• [WRITTEN PROBLEM] Collect all the lines that mention the word "marker".

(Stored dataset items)
+++

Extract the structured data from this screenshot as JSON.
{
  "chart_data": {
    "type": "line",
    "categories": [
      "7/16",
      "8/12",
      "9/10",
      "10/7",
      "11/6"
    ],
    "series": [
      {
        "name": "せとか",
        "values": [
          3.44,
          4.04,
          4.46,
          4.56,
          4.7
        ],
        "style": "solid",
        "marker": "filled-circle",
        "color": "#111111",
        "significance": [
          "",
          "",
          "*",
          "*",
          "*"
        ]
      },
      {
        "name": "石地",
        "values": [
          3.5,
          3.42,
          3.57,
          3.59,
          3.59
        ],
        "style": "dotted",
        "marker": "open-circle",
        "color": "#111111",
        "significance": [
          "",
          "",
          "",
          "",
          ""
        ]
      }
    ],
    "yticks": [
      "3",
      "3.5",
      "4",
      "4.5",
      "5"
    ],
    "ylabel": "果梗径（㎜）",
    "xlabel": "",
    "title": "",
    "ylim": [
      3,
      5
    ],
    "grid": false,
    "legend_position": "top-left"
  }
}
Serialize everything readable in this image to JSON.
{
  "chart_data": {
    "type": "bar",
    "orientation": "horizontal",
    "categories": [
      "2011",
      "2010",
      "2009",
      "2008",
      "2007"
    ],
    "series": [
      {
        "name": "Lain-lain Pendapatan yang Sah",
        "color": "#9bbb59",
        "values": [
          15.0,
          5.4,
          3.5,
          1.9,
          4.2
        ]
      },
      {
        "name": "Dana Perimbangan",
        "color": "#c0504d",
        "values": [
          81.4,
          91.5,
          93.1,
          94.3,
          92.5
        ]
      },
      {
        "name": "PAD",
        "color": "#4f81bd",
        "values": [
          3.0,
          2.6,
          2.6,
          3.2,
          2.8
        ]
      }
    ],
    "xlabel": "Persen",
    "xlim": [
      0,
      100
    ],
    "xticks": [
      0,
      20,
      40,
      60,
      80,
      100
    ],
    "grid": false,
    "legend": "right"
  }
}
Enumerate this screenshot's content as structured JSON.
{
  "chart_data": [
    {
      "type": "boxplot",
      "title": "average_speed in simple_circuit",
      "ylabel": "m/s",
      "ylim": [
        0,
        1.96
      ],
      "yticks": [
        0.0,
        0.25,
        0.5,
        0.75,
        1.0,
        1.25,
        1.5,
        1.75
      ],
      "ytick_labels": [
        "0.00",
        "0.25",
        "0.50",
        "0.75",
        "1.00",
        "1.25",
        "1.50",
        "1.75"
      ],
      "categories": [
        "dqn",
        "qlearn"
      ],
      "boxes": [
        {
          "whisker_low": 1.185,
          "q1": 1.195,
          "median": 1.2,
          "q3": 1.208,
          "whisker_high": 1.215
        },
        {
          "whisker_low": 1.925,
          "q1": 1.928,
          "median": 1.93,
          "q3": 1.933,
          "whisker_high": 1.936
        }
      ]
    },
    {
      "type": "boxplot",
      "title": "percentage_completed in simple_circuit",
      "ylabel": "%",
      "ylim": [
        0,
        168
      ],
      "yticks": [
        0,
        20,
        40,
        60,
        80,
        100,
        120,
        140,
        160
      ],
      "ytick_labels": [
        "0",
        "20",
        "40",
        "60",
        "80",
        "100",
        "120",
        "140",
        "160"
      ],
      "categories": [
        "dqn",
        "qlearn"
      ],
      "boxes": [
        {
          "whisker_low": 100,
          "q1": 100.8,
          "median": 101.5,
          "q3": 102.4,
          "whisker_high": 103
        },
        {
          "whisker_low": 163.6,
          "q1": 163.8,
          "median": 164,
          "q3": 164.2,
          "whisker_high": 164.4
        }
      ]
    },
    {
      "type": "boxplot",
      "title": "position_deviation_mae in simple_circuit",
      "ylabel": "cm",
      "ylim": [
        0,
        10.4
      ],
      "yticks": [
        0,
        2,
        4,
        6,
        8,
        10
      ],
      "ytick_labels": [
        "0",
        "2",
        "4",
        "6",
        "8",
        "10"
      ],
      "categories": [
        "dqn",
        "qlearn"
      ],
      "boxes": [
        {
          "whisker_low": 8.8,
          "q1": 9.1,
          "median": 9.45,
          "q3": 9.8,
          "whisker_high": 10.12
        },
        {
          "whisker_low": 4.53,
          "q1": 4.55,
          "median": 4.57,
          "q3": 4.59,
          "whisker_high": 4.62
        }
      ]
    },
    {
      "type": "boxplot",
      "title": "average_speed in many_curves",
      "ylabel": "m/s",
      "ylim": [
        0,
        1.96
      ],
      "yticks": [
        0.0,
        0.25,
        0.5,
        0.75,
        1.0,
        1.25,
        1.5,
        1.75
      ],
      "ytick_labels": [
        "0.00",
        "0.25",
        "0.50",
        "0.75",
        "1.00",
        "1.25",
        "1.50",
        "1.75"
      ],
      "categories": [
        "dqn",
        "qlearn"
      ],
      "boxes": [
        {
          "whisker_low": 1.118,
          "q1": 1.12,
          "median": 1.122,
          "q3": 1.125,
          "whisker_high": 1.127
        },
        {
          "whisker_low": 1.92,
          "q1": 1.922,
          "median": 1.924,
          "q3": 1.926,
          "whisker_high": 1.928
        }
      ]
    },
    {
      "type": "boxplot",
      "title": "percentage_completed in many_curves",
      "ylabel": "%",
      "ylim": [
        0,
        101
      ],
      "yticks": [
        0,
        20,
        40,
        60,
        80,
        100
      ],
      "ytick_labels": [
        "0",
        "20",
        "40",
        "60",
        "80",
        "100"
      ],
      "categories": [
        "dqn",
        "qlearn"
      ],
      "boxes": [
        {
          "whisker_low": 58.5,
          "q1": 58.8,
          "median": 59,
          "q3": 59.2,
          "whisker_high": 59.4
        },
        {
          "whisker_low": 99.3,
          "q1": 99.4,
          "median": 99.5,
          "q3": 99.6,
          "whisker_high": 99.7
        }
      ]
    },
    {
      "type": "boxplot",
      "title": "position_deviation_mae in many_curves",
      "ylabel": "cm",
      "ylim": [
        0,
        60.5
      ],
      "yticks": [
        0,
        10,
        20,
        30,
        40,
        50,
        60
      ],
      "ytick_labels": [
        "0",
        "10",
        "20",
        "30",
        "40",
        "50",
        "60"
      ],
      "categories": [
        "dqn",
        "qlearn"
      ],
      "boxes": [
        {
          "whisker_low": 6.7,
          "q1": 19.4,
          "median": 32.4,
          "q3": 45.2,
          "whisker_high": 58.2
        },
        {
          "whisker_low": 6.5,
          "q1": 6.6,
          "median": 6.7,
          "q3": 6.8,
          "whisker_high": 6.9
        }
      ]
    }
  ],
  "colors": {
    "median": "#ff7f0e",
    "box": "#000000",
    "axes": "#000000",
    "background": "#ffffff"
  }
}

+++

• [WRITTEN SOLUTION]
        "marker": "filled-circle",
        "marker": "open-circle",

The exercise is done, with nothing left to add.